>> BEGIN

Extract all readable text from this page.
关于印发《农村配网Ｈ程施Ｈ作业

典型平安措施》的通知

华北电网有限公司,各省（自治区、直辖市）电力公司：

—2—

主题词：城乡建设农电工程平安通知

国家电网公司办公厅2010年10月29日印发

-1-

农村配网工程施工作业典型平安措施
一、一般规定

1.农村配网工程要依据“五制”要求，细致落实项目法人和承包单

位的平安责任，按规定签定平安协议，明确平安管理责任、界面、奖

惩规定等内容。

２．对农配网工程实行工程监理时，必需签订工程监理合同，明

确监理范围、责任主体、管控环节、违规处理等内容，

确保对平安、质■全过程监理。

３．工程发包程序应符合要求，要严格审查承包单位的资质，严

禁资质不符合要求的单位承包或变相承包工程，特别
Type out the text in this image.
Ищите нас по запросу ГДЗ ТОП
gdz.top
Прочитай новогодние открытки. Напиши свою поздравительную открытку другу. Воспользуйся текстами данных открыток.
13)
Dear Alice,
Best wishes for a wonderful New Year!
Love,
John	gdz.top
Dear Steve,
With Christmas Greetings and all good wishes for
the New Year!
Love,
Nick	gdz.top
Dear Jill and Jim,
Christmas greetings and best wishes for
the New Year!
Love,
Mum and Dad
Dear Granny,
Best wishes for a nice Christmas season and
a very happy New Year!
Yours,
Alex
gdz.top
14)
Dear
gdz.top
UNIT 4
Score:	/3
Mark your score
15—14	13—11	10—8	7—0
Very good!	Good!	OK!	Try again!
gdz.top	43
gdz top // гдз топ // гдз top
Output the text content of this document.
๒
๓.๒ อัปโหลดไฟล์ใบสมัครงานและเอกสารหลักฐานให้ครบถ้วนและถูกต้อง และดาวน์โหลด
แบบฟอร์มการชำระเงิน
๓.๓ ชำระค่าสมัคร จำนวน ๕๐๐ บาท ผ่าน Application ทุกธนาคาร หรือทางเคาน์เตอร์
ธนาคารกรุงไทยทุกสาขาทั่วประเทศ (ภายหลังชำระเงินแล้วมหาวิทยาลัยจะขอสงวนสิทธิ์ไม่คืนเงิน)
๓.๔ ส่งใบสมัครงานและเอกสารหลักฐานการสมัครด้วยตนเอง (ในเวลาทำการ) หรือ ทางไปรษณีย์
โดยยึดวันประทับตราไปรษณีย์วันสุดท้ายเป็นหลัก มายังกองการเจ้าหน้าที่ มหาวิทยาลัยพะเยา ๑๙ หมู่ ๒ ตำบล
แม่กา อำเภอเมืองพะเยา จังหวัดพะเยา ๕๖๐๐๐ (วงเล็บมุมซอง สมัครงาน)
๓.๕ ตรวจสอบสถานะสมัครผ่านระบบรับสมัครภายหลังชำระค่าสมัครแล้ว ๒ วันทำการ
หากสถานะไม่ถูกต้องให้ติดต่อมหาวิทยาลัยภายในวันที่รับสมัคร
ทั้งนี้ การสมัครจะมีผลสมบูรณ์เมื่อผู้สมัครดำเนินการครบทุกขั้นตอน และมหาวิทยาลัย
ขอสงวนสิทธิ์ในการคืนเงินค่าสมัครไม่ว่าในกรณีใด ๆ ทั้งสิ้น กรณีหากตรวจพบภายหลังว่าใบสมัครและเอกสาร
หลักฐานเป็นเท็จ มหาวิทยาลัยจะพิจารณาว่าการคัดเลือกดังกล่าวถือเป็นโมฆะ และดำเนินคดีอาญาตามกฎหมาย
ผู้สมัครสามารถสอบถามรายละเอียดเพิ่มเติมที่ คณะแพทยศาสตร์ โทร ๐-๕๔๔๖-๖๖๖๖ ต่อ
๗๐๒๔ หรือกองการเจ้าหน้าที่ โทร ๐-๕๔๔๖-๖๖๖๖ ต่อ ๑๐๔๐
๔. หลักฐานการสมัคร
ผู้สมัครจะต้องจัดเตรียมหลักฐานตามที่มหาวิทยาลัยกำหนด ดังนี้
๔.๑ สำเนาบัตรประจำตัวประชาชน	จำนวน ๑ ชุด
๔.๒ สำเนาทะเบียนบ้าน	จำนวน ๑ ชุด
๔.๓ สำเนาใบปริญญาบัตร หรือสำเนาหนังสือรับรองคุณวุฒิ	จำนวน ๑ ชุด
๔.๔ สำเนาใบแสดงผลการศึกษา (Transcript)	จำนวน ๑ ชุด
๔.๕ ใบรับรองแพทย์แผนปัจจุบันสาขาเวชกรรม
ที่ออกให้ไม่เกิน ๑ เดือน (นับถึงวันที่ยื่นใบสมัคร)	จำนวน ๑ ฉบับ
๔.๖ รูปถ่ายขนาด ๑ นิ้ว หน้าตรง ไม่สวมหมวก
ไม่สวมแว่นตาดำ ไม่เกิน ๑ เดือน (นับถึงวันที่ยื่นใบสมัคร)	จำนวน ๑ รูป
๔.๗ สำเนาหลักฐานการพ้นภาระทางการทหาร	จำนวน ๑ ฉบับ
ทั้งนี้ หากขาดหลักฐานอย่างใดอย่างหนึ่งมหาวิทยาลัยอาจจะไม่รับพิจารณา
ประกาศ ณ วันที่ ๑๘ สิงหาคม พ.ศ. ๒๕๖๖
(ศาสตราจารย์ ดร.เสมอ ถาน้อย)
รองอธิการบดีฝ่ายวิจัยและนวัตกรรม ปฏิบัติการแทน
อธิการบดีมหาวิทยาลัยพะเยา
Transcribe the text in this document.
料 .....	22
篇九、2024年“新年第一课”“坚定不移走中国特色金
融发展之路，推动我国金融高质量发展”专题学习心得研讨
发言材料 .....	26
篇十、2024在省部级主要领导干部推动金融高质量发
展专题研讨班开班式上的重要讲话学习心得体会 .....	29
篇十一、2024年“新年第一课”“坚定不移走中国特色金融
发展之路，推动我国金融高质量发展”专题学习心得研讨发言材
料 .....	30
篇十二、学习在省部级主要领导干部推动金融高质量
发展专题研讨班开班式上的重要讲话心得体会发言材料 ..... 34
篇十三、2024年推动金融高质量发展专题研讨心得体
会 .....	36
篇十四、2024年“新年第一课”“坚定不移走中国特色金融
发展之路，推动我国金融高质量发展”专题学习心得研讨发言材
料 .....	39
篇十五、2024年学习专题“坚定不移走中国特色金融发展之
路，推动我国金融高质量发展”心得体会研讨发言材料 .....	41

>> END

WHAT IS BEING ASKED: Make a verbatim copy of every entry shown above.

ANSWER:
Extract all readable text from this page.
关于印发《农村配网Ｈ程施Ｈ作业

典型平安措施》的通知

华北电网有限公司,各省（自治区、直辖市）电力公司：

—2—

主题词：城乡建设农电工程平安通知

国家电网公司办公厅2010年10月29日印发

-1-

农村配网工程施工作业典型平安措施
一、一般规定

1.农村配网工程要依据“五制”要求，细致落实项目法人和承包单

位的平安责任，按规定签定平安协议，明确平安管理责任、界面、奖

惩规定等内容。

２．对农配网工程实行工程监理时，必需签订工程监理合同，明

确监理范围、责任主体、管控环节、违规处理等内容，

确保对平安、质■全过程监理。

３．工程发包程序应符合要求，要严格审查承包单位的资质，严

禁资质不符合要求的单位承包或变相承包工程，特别
Type out the text in this image.
Ищите нас по запросу ГДЗ ТОП
gdz.top
Прочитай новогодние открытки. Напиши свою поздравительную открытку другу. Воспользуйся текстами данных открыток.
13)
Dear Alice,
Best wishes for a wonderful New Year!
Love,
John	gdz.top
Dear Steve,
With Christmas Greetings and all good wishes for
the New Year!
Love,
Nick	gdz.top
Dear Jill and Jim,
Christmas greetings and best wishes for
the New Year!
Love,
Mum and Dad
Dear Granny,
Best wishes for a nice Christmas season and
a very happy New Year!
Yours,
Alex
gdz.top
14)
Dear
gdz.top
UNIT 4
Score:	/3
Mark your score
15—14	13—11	10—8	7—0
Very good!	Good!	OK!	Try again!
gdz.top	43
gdz top // гдз топ // гдз top
Output the text content of this document.
๒
๓.๒ อัปโหลดไฟล์ใบสมัครงานและเอกสารหลักฐานให้ครบถ้วนและถูกต้อง และดาวน์โหลด
แบบฟอร์มการชำระเงิน
๓.๓ ชำระค่าสมัคร จำนวน ๕๐๐ บาท ผ่าน Application ทุกธนาคาร หรือทางเคาน์เตอร์
ธนาคารกรุงไทยทุกสาขาทั่วประเทศ (ภายหลังชำระเงินแล้วมหาวิทยาลัยจะขอสงวนสิทธิ์ไม่คืนเงิน)
๓.๔ ส่งใบสมัครงานและเอกสารหลักฐานการสมัครด้วยตนเอง (ในเวลาทำการ) หรือ ทางไปรษณีย์
โดยยึดวันประทับตราไปรษณีย์วันสุดท้ายเป็นหลัก มายังกองการเจ้าหน้าที่ มหาวิทยาลัยพะเยา ๑๙ หมู่ ๒ ตำบล
แม่กา อำเภอเมืองพะเยา จังหวัดพะเยา ๕๖๐๐๐ (วงเล็บมุมซอง สมัครงาน)
๓.๕ ตรวจสอบสถานะสมัครผ่านระบบรับสมัครภายหลังชำระค่าสมัครแล้ว ๒ วันทำการ
หากสถานะไม่ถูกต้องให้ติดต่อมหาวิทยาลัยภายในวันที่รับสมัคร
ทั้งนี้ การสมัครจะมีผลสมบูรณ์เมื่อผู้สมัครดำเนินการครบทุกขั้นตอน และมหาวิทยาลัย
ขอสงวนสิทธิ์ในการคืนเงินค่าสมัครไม่ว่าในกรณีใด ๆ ทั้งสิ้น กรณีหากตรวจพบภายหลังว่าใบสมัครและเอกสาร
หลักฐานเป็นเท็จ มหาวิทยาลัยจะพิจารณาว่าการคัดเลือกดังกล่าวถือเป็นโมฆะ และดำเนินคดีอาญาตามกฎหมาย
ผู้สมัครสามารถสอบถามรายละเอียดเพิ่มเติมที่ คณะแพทยศาสตร์ โทร ๐-๕๔๔๖-๖๖๖๖ ต่อ
๗๐๒๔ หรือกองการเจ้าหน้าที่ โทร ๐-๕๔๔๖-๖๖๖๖ ต่อ ๑๐๔๐
๔. หลักฐานการสมัคร
ผู้สมัครจะต้องจัดเตรียมหลักฐานตามที่มหาวิทยาลัยกำหนด ดังนี้
๔.๑ สำเนาบัตรประจำตัวประชาชน	จำนวน ๑ ชุด
๔.๒ สำเนาทะเบียนบ้าน	จำนวน ๑ ชุด
๔.๓ สำเนาใบปริญญาบัตร หรือสำเนาหนังสือรับรองคุณวุฒิ	จำนวน ๑ ชุด
๔.๔ สำเนาใบแสดงผลการศึกษา (Transcript)	จำนวน ๑ ชุด
๔.๕ ใบรับรองแพทย์แผนปัจจุบันสาขาเวชกรรม
ที่ออกให้ไม่เกิน ๑ เดือน (นับถึงวันที่ยื่นใบสมัคร)	จำนวน ๑ ฉบับ
๔.๖ รูปถ่ายขนาด ๑ นิ้ว หน้าตรง ไม่สวมหมวก
ไม่สวมแว่นตาดำ ไม่เกิน ๑ เดือน (นับถึงวันที่ยื่นใบสมัคร)	จำนวน ๑ รูป
๔.๗ สำเนาหลักฐานการพ้นภาระทางการทหาร	จำนวน ๑ ฉบับ
ทั้งนี้ หากขาดหลักฐานอย่างใดอย่างหนึ่งมหาวิทยาลัยอาจจะไม่รับพิจารณา
ประกาศ ณ วันที่ ๑๘ สิงหาคม พ.ศ. ๒๕๖๖
(ศาสตราจารย์ ดร.เสมอ ถาน้อย)
รองอธิการบดีฝ่ายวิจัยและนวัตกรรม ปฏิบัติการแทน
อธิการบดีมหาวิทยาลัยพะเยา
Transcribe the text in this document.
料 .....	22
篇九、2024年“新年第一课”“坚定不移走中国特色金
融发展之路，推动我国金融高质量发展”专题学习心得研讨
发言材料 .....	26
篇十、2024在省部级主要领导干部推动金融高质量发
展专题研讨班开班式上的重要讲话学习心得体会 .....	29
篇十一、2024年“新年第一课”“坚定不移走中国特色金融
发展之路，推动我国金融高质量发展”专题学习心得研讨发言材
料 .....	30
篇十二、学习在省部级主要领导干部推动金融高质量
发展专题研讨班开班式上的重要讲话心得体会发言材料 ..... 34
篇十三、2024年推动金融高质量发展专题研讨心得体
会 .....	36
篇十四、2024年“新年第一课”“坚定不移走中国特色金融
发展之路，推动我国金融高质量发展”专题学习心得研讨发言材
料 .....	39
篇十五、2024年学习专题“坚定不移走中国特色金融发展之
路，推动我国金融高质量发展”心得体会研讨发言材料 .....	41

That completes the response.